# What you will do
Give the number of lines in this listing that contain "Erma", with no other words.
+++ Data supplied
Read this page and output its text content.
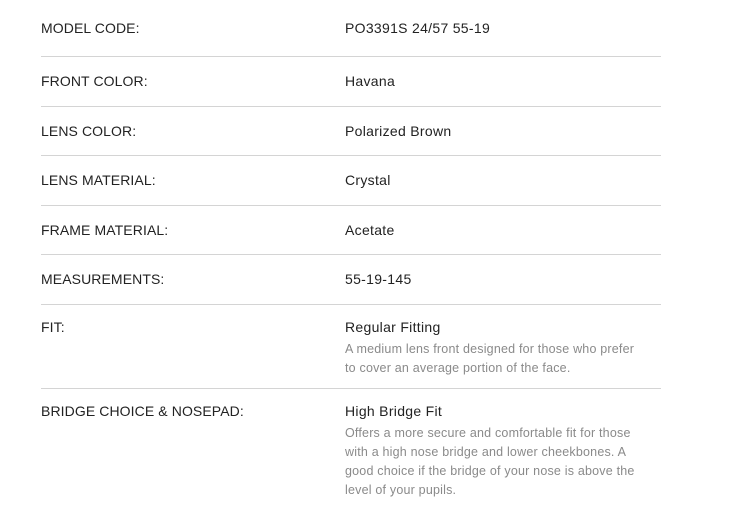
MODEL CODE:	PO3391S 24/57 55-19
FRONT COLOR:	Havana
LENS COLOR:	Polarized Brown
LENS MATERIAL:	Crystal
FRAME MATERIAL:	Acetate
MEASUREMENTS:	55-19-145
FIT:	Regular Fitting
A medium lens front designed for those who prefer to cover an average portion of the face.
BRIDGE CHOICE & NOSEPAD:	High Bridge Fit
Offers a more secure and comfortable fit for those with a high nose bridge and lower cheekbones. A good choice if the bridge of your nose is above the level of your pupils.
++++++
+++ Data supplied
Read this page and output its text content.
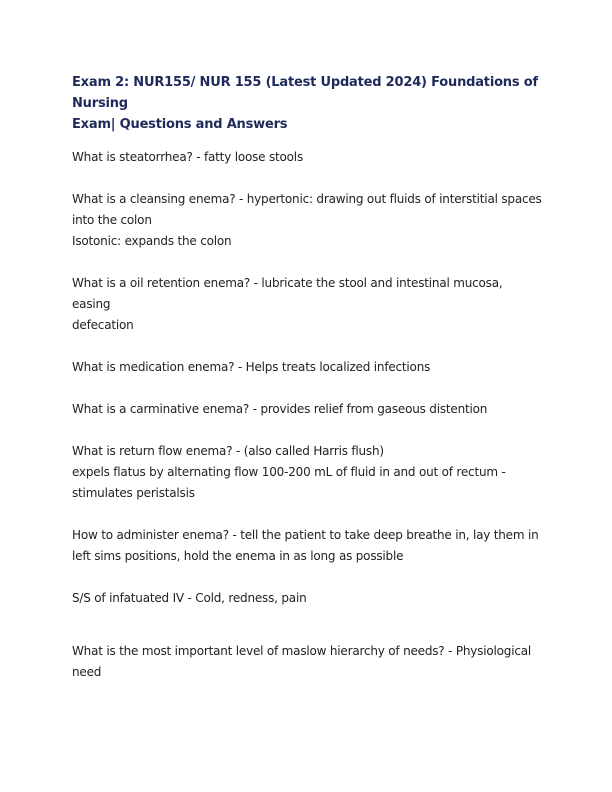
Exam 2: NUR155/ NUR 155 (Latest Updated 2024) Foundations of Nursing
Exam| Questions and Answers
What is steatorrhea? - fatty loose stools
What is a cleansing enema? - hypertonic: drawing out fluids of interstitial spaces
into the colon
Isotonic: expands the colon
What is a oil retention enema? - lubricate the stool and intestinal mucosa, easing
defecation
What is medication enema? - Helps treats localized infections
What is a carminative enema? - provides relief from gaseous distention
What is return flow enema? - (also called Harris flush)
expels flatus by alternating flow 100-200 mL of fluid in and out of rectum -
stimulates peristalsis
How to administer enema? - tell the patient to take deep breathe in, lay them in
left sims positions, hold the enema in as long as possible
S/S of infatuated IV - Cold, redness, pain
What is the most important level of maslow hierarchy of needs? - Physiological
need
++++++
+++ Data supplied
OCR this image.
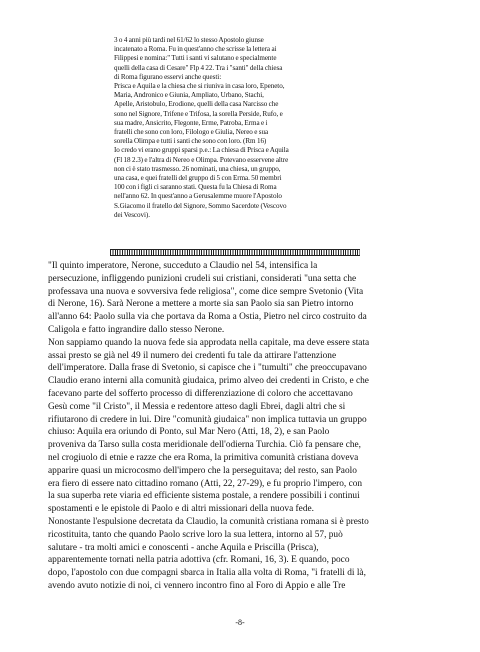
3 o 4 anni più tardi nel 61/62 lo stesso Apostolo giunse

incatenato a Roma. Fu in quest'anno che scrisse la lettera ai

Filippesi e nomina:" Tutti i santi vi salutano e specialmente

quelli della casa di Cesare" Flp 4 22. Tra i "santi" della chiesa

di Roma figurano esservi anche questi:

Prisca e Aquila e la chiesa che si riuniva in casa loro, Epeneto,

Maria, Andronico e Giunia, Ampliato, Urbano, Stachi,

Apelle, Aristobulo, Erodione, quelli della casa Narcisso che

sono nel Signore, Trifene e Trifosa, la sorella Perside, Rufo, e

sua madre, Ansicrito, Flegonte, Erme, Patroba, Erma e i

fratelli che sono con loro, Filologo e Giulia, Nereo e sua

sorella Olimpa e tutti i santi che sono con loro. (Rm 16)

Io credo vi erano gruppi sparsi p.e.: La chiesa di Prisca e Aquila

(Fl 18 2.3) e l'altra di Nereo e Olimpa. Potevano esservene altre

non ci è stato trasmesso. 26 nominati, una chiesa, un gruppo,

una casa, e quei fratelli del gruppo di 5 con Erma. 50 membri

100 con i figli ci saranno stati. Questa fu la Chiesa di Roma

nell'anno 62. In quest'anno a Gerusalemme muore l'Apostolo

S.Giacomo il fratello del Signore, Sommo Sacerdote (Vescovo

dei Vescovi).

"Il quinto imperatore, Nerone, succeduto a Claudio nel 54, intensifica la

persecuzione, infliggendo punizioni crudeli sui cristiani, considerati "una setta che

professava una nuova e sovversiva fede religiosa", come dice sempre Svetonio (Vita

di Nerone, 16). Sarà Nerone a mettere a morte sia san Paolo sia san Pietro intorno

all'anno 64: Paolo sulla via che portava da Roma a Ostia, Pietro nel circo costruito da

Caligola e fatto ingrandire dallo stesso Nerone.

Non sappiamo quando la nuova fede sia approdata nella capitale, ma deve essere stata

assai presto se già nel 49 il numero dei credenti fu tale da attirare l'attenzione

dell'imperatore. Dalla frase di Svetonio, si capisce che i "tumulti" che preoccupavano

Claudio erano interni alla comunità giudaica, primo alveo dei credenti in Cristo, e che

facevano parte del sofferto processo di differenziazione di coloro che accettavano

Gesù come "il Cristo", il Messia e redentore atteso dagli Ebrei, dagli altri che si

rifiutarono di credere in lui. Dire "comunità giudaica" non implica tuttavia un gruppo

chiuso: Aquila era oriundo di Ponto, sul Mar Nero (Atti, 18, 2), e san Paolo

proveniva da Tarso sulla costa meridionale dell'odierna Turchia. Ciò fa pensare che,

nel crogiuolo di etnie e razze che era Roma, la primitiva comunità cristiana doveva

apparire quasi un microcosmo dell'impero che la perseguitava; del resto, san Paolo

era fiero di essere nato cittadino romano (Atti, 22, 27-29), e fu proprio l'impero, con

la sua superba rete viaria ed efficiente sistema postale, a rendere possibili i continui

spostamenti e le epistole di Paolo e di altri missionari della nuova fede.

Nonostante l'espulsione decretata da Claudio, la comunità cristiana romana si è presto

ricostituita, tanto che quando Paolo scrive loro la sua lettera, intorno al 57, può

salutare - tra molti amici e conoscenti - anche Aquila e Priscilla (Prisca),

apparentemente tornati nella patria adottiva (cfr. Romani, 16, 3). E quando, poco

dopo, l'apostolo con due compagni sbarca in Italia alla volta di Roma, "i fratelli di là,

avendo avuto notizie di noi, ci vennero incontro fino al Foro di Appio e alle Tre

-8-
++++++
# Written solution
2